* Job
Print all of the entries exactly, minus the pictures.

* Records from a collection
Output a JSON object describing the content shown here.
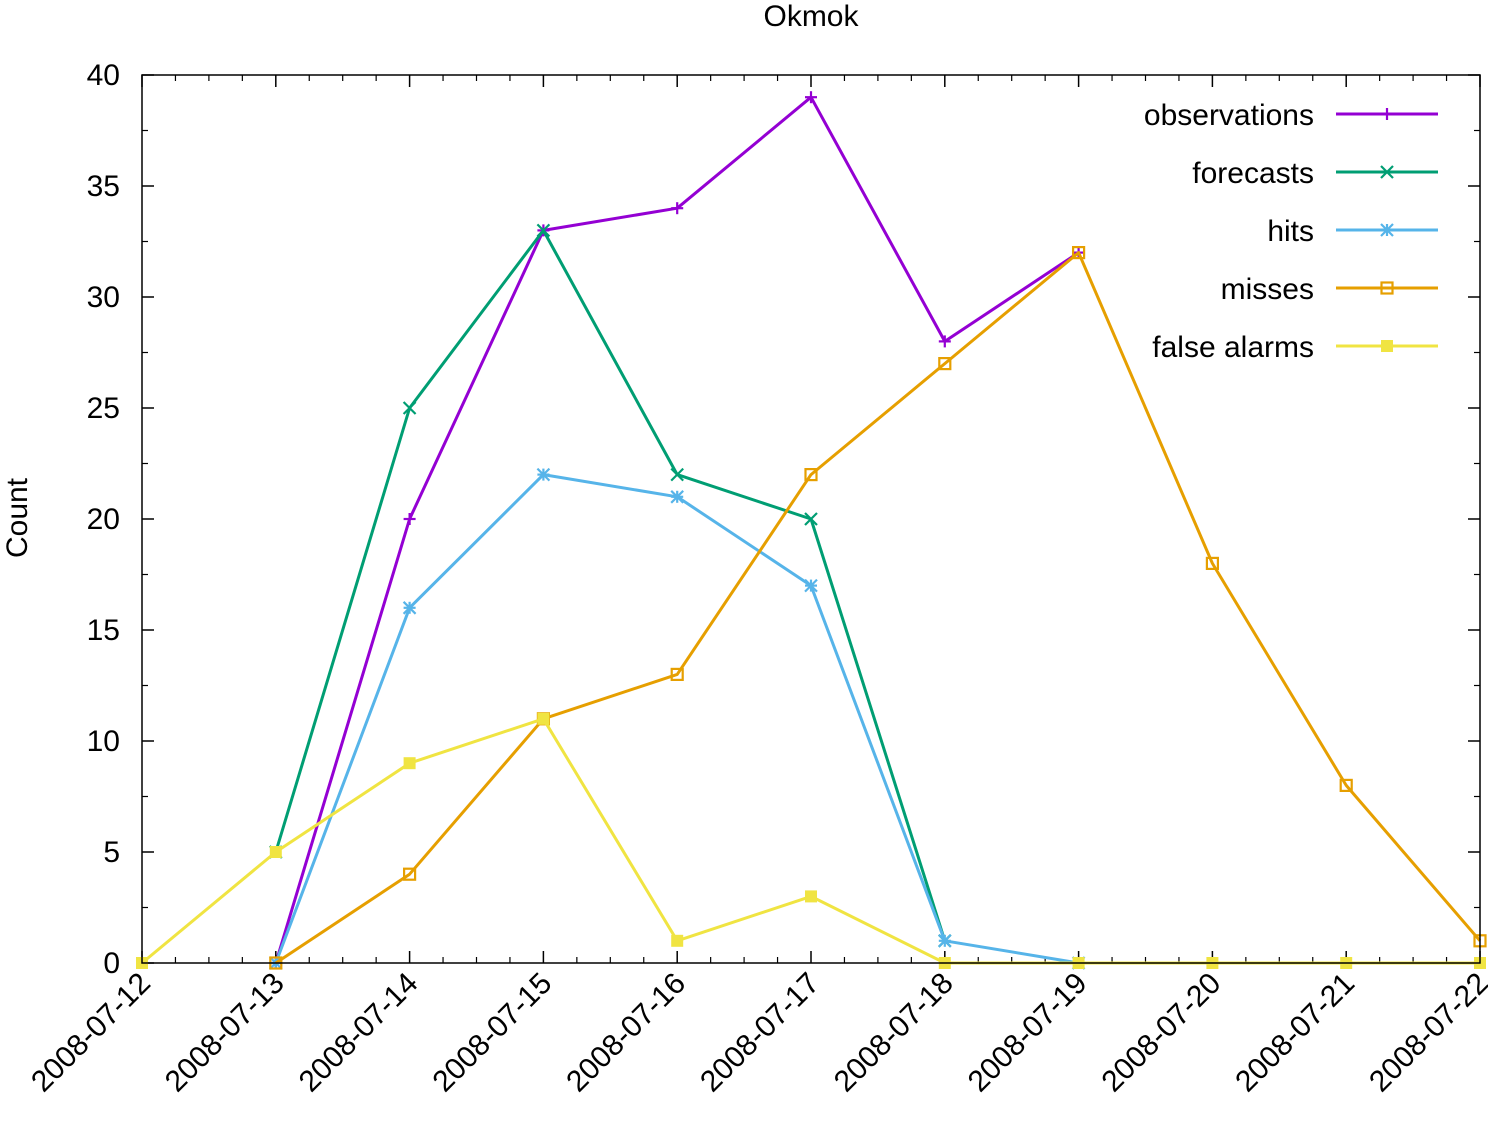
{
  "chart_data": {
    "type": "line",
    "title": "Okmok",
    "xlabel": "",
    "ylabel": "Count",
    "categories": [
      "2008-07-12",
      "2008-07-13",
      "2008-07-14",
      "2008-07-15",
      "2008-07-16",
      "2008-07-17",
      "2008-07-18",
      "2008-07-19",
      "2008-07-20",
      "2008-07-21",
      "2008-07-22"
    ],
    "ylim": [
      0,
      40
    ],
    "yticks": [
      0,
      5,
      10,
      15,
      20,
      25,
      30,
      35,
      40
    ],
    "grid": false,
    "legend_position": "top-right",
    "series": [
      {
        "name": "observations",
        "color": "#9400d3",
        "marker": "plus",
        "values": [
          null,
          0,
          20,
          33,
          34,
          39,
          28,
          32,
          null,
          null,
          null
        ]
      },
      {
        "name": "forecasts",
        "color": "#009e73",
        "marker": "cross",
        "values": [
          null,
          5,
          25,
          33,
          22,
          20,
          1,
          null,
          null,
          null,
          null
        ]
      },
      {
        "name": "hits",
        "color": "#56b4e9",
        "marker": "star",
        "values": [
          null,
          0,
          16,
          22,
          21,
          17,
          1,
          0,
          null,
          null,
          null
        ]
      },
      {
        "name": "misses",
        "color": "#e69f00",
        "marker": "open-square",
        "values": [
          null,
          0,
          4,
          11,
          13,
          22,
          27,
          32,
          18,
          8,
          1
        ]
      },
      {
        "name": "false alarms",
        "color": "#f0e442",
        "marker": "filled-square",
        "values": [
          0,
          5,
          9,
          11,
          1,
          3,
          0,
          0,
          0,
          0,
          0
        ]
      }
    ]
  }
}
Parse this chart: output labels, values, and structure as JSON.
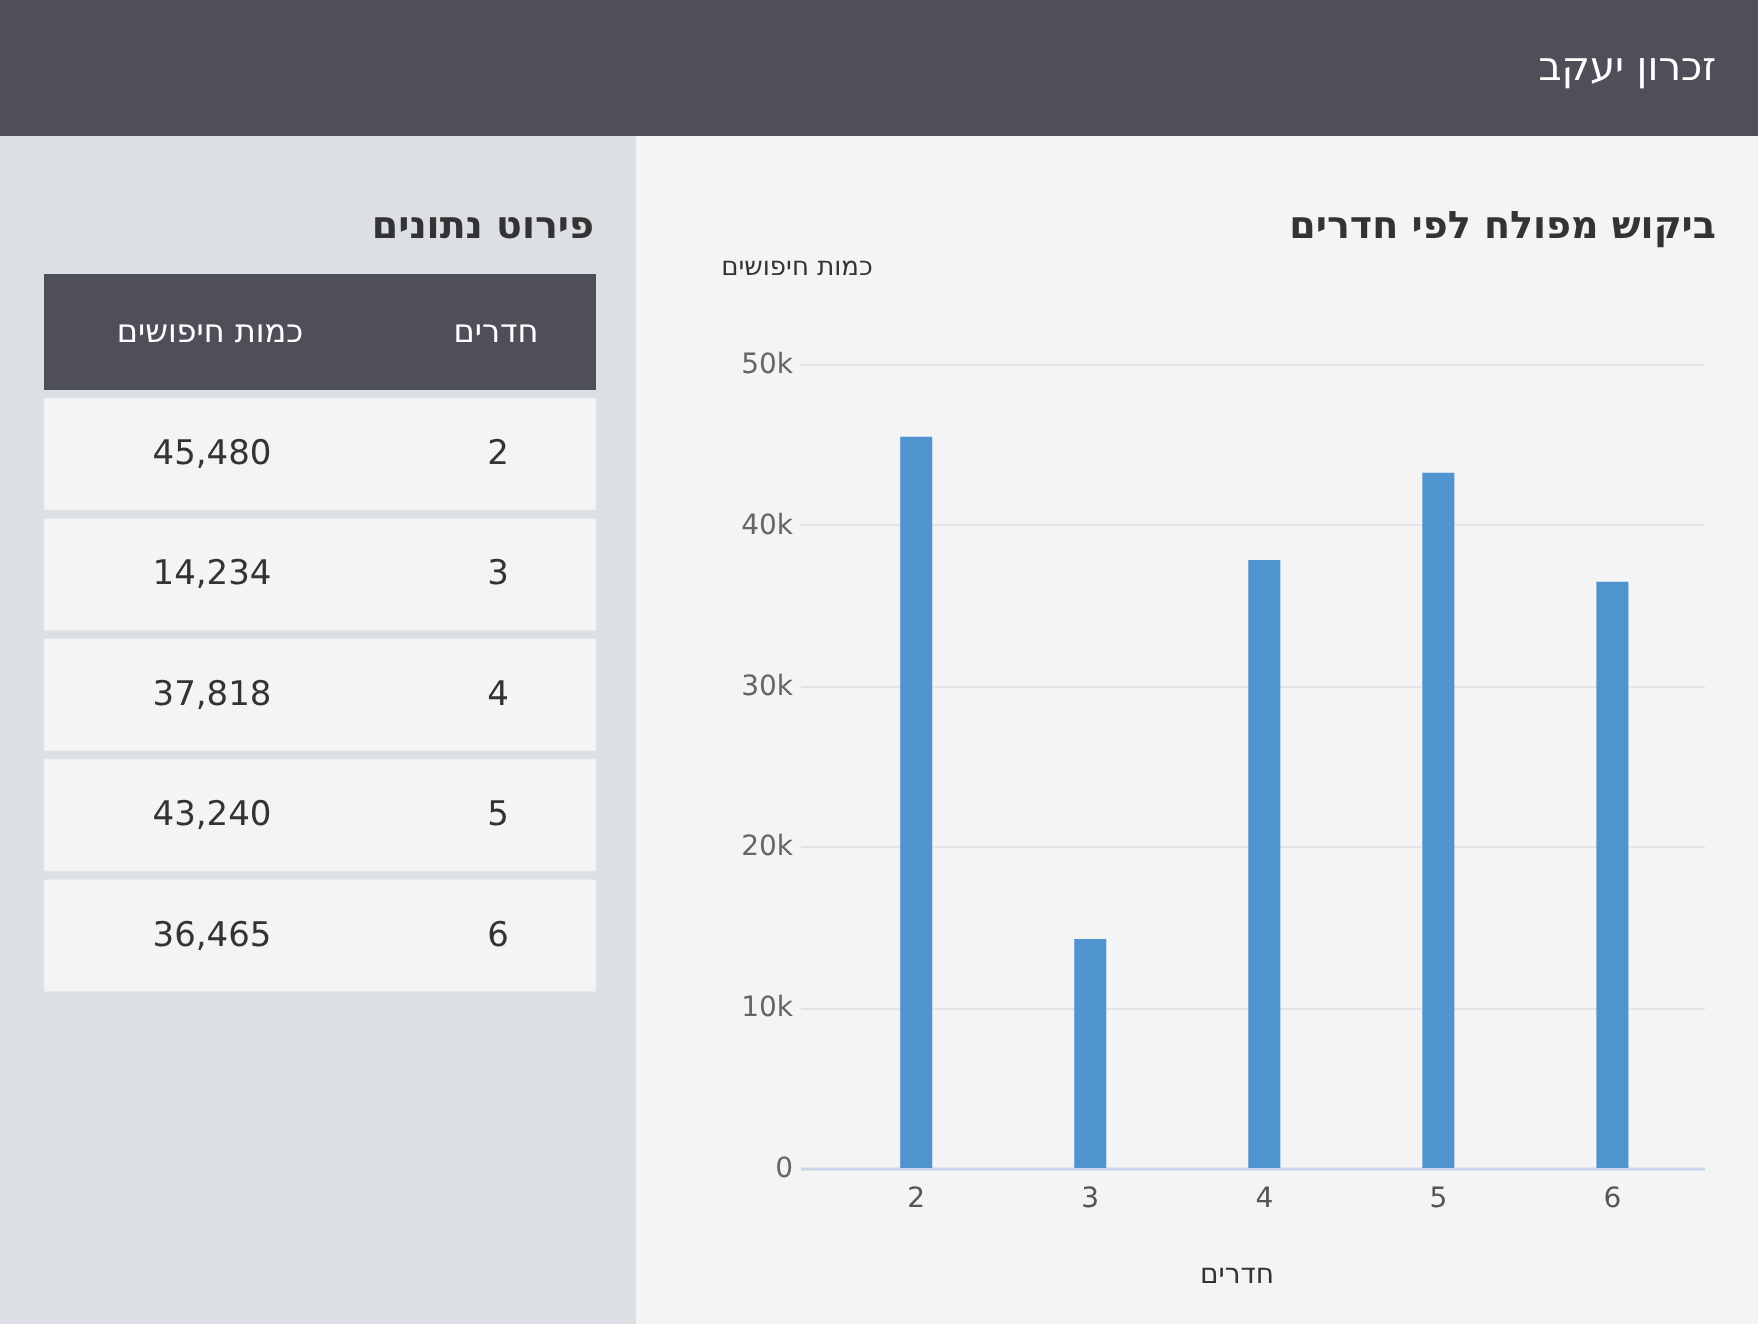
{
  "chart_data": {
    "type": "bar",
    "title": "ביקוש מפולח לפי חדרים",
    "xlabel": "חדרים",
    "ylabel": "כמות חיפושים",
    "annotations": [
      "זכרון יעקב",
      "פירוט נתונים",
      "חדרים",
      "כמות חיפושים",
      "2",
      "45,480",
      "3",
      "14,234",
      "4",
      "37,818",
      "5",
      "43,240",
      "6",
      "36,465"
    ],
    "categories": [
      "2",
      "3",
      "4",
      "5",
      "6"
    ],
    "values": [
      45480,
      14234,
      37818,
      43240,
      36465
    ],
    "color": "#4f94cf",
    "ylim": [
      0,
      50000
    ],
    "yticks": [
      0,
      {
        "value": 10000,
        "label": "10k"
      },
      {
        "value": 20000,
        "label": "20k"
      },
      {
        "value": 30000,
        "label": "30k"
      },
      {
        "value": 40000,
        "label": "40k"
      },
      {
        "value": 50000,
        "label": "50k"
      }
    ],
    "grid": "y"
  }
}
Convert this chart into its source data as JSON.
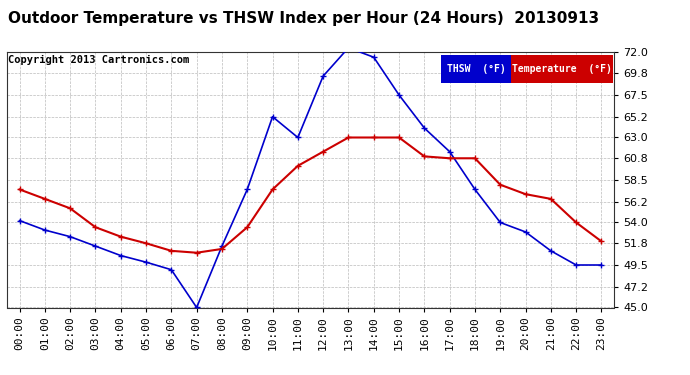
{
  "title": "Outdoor Temperature vs THSW Index per Hour (24 Hours)  20130913",
  "copyright": "Copyright 2013 Cartronics.com",
  "background_color": "#ffffff",
  "plot_background": "#ffffff",
  "grid_color": "#bbbbbb",
  "ylim": [
    45.0,
    72.0
  ],
  "yticks": [
    45.0,
    47.2,
    49.5,
    51.8,
    54.0,
    56.2,
    58.5,
    60.8,
    63.0,
    65.2,
    67.5,
    69.8,
    72.0
  ],
  "hours": [
    0,
    1,
    2,
    3,
    4,
    5,
    6,
    7,
    8,
    9,
    10,
    11,
    12,
    13,
    14,
    15,
    16,
    17,
    18,
    19,
    20,
    21,
    22,
    23
  ],
  "thsw": [
    54.2,
    53.2,
    52.5,
    51.5,
    50.5,
    49.8,
    49.0,
    45.0,
    51.5,
    57.5,
    65.2,
    63.0,
    69.5,
    72.5,
    71.5,
    67.5,
    64.0,
    61.5,
    57.5,
    54.0,
    53.0,
    51.0,
    49.5,
    49.5
  ],
  "temperature": [
    57.5,
    56.5,
    55.5,
    53.5,
    52.5,
    51.8,
    51.0,
    50.8,
    51.2,
    53.5,
    57.5,
    60.0,
    61.5,
    63.0,
    63.0,
    63.0,
    61.0,
    60.8,
    60.8,
    58.0,
    57.0,
    56.5,
    54.0,
    52.0
  ],
  "thsw_color": "#0000cc",
  "temp_color": "#cc0000",
  "legend_thsw_bg": "#0000cc",
  "legend_temp_bg": "#cc0000",
  "title_fontsize": 11,
  "tick_fontsize": 8,
  "copyright_fontsize": 7.5
}
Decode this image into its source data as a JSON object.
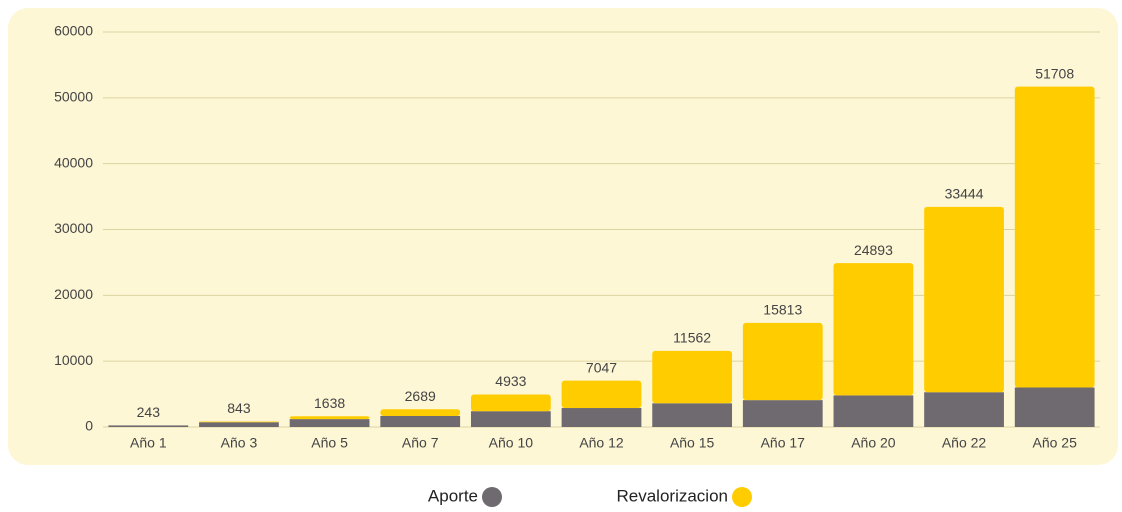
{
  "chart_data": {
    "type": "stacked_bar",
    "categories": [
      "Año 1",
      "Año 3",
      "Año 5",
      "Año 7",
      "Año 10",
      "Año 12",
      "Año 15",
      "Año 17",
      "Año 20",
      "Año 22",
      "Año 25"
    ],
    "series": [
      {
        "name": "Aporte",
        "color": "#6e6a6f",
        "values": [
          240,
          720,
          1200,
          1680,
          2400,
          2880,
          3600,
          4080,
          4800,
          5280,
          6000
        ]
      },
      {
        "name": "Revalorizacion",
        "color": "#ffcc00",
        "values": [
          3,
          123,
          438,
          1009,
          2533,
          4167,
          7962,
          11733,
          20093,
          28164,
          45708
        ]
      }
    ],
    "totals": [
      243,
      843,
      1638,
      2689,
      4933,
      7047,
      11562,
      15813,
      24893,
      33444,
      51708
    ],
    "ylim": [
      0,
      60000
    ],
    "yticks": [
      0,
      10000,
      20000,
      30000,
      40000,
      50000,
      60000
    ],
    "grid": true,
    "legend": "bottom"
  }
}
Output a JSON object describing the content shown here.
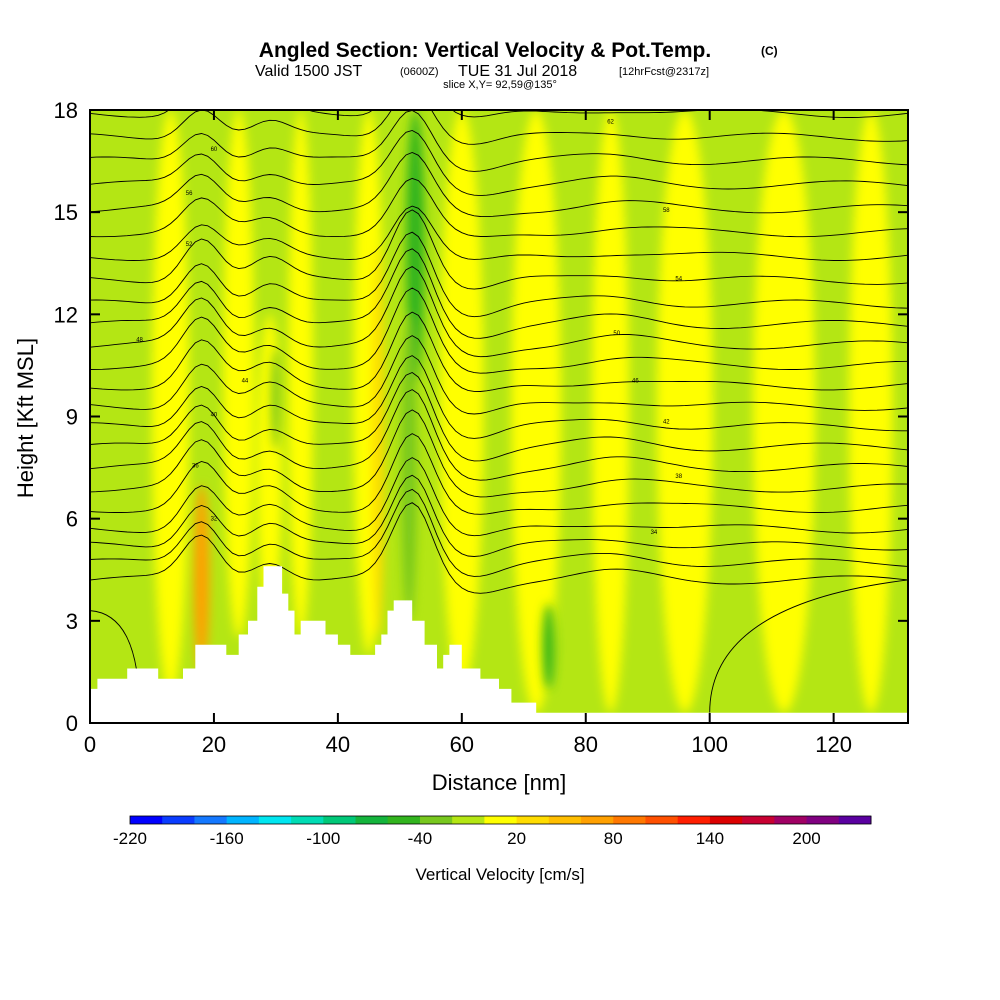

* Full answer
Output a JSON object describing the content shown here.
{
  "chart_data": {
    "type": "line",
    "title": "Okmok",
    "xlabel": "",
    "ylabel": "Count",
    "categories": [
      "2008-07-12",
      "2008-07-13",
      "2008-07-14",
      "2008-07-15",
      "2008-07-16",
      "2008-07-17",
      "2008-07-18",
      "2008-07-19",
      "2008-07-20",
      "2008-07-21",
      "2008-07-22"
    ],
    "ylim": [
      0,
      40
    ],
    "yticks": [
      0,
      5,
      10,
      15,
      20,
      25,
      30,
      35,
      40
    ],
    "grid": false,
    "legend_position": "top-right",
    "series": [
      {
        "name": "observations",
        "color": "#9400d3",
        "marker": "plus",
        "values": [
          null,
          0,
          20,
          33,
          34,
          39,
          28,
          32,
          null,
          null,
          null
        ]
      },
      {
        "name": "forecasts",
        "color": "#009e73",
        "marker": "cross",
        "values": [
          null,
          5,
          25,
          33,
          22,
          20,
          1,
          null,
          null,
          null,
          null
        ]
      },
      {
        "name": "hits",
        "color": "#56b4e9",
        "marker": "star",
        "values": [
          null,
          0,
          16,
          22,
          21,
          17,
          1,
          0,
          null,
          null,
          null
        ]
      },
      {
        "name": "misses",
        "color": "#e69f00",
        "marker": "open-square",
        "values": [
          null,
          0,
          4,
          11,
          13,
          22,
          27,
          32,
          18,
          8,
          1
        ]
      },
      {
        "name": "false alarms",
        "color": "#f0e442",
        "marker": "filled-square",
        "values": [
          0,
          5,
          9,
          11,
          1,
          3,
          0,
          0,
          0,
          0,
          0
        ]
      }
    ]
  }
}
Parse this chart: output labels, values, and structure as JSON.
{
  "chart_data": {
    "type": "bar",
    "title": "ביקוש מפולח לפי חדרים",
    "xlabel": "חדרים",
    "ylabel": "כמות חיפושים",
    "annotations": [
      "זכרון יעקב",
      "פירוט נתונים",
      "חדרים",
      "כמות חיפושים",
      "2",
      "45,480",
      "3",
      "14,234",
      "4",
      "37,818",
      "5",
      "43,240",
      "6",
      "36,465"
    ],
    "categories": [
      "2",
      "3",
      "4",
      "5",
      "6"
    ],
    "values": [
      45480,
      14234,
      37818,
      43240,
      36465
    ],
    "color": "#4f94cf",
    "ylim": [
      0,
      50000
    ],
    "yticks": [
      0,
      {
        "value": 10000,
        "label": "10k"
      },
      {
        "value": 20000,
        "label": "20k"
      },
      {
        "value": 30000,
        "label": "30k"
      },
      {
        "value": 40000,
        "label": "40k"
      },
      {
        "value": 50000,
        "label": "50k"
      }
    ],
    "grid": "y"
  }
}
Convert this chart into its source data as JSON.
{
  "title": "Outdoor Temperature vs THSW Index per Hour (24 Hours)  20130913",
  "copyright": "Copyright 2013 Cartronics.com",
  "background_color": "#ffffff",
  "plot_background": "#ffffff",
  "grid_color": "#bbbbbb",
  "ylim": [
    45.0,
    72.0
  ],
  "yticks": [
    45.0,
    47.2,
    49.5,
    51.8,
    54.0,
    56.2,
    58.5,
    60.8,
    63.0,
    65.2,
    67.5,
    69.8,
    72.0
  ],
  "hours": [
    0,
    1,
    2,
    3,
    4,
    5,
    6,
    7,
    8,
    9,
    10,
    11,
    12,
    13,
    14,
    15,
    16,
    17,
    18,
    19,
    20,
    21,
    22,
    23
  ],
  "thsw": [
    54.2,
    53.2,
    52.5,
    51.5,
    50.5,
    49.8,
    49.0,
    45.0,
    51.5,
    57.5,
    65.2,
    63.0,
    69.5,
    72.5,
    71.5,
    67.5,
    64.0,
    61.5,
    57.5,
    54.0,
    53.0,
    51.0,
    49.5,
    49.5
  ],
  "temperature": [
    57.5,
    56.5,
    55.5,
    53.5,
    52.5,
    51.8,
    51.0,
    50.8,
    51.2,
    53.5,
    57.5,
    60.0,
    61.5,
    63.0,
    63.0,
    63.0,
    61.0,
    60.8,
    60.8,
    58.0,
    57.0,
    56.5,
    54.0,
    52.0
  ],
  "thsw_color": "#0000cc",
  "temp_color": "#cc0000",
  "legend_thsw_bg": "#0000cc",
  "legend_temp_bg": "#cc0000",
  "title_fontsize": 11,
  "tick_fontsize": 8,
  "copyright_fontsize": 7.5
}
Decode this image into its source data as a JSON object.
{
  "chart_data": {
    "type": "stacked_bar",
    "categories": [
      "Año 1",
      "Año 3",
      "Año 5",
      "Año 7",
      "Año 10",
      "Año 12",
      "Año 15",
      "Año 17",
      "Año 20",
      "Año 22",
      "Año 25"
    ],
    "series": [
      {
        "name": "Aporte",
        "color": "#6e6a6f",
        "values": [
          240,
          720,
          1200,
          1680,
          2400,
          2880,
          3600,
          4080,
          4800,
          5280,
          6000
        ]
      },
      {
        "name": "Revalorizacion",
        "color": "#ffcc00",
        "values": [
          3,
          123,
          438,
          1009,
          2533,
          4167,
          7962,
          11733,
          20093,
          28164,
          45708
        ]
      }
    ],
    "totals": [
      243,
      843,
      1638,
      2689,
      4933,
      7047,
      11562,
      15813,
      24893,
      33444,
      51708
    ],
    "ylim": [
      0,
      60000
    ],
    "yticks": [
      0,
      10000,
      20000,
      30000,
      40000,
      50000,
      60000
    ],
    "grid": true,
    "legend": "bottom"
  }
}
Output a JSON object describing the content shown here.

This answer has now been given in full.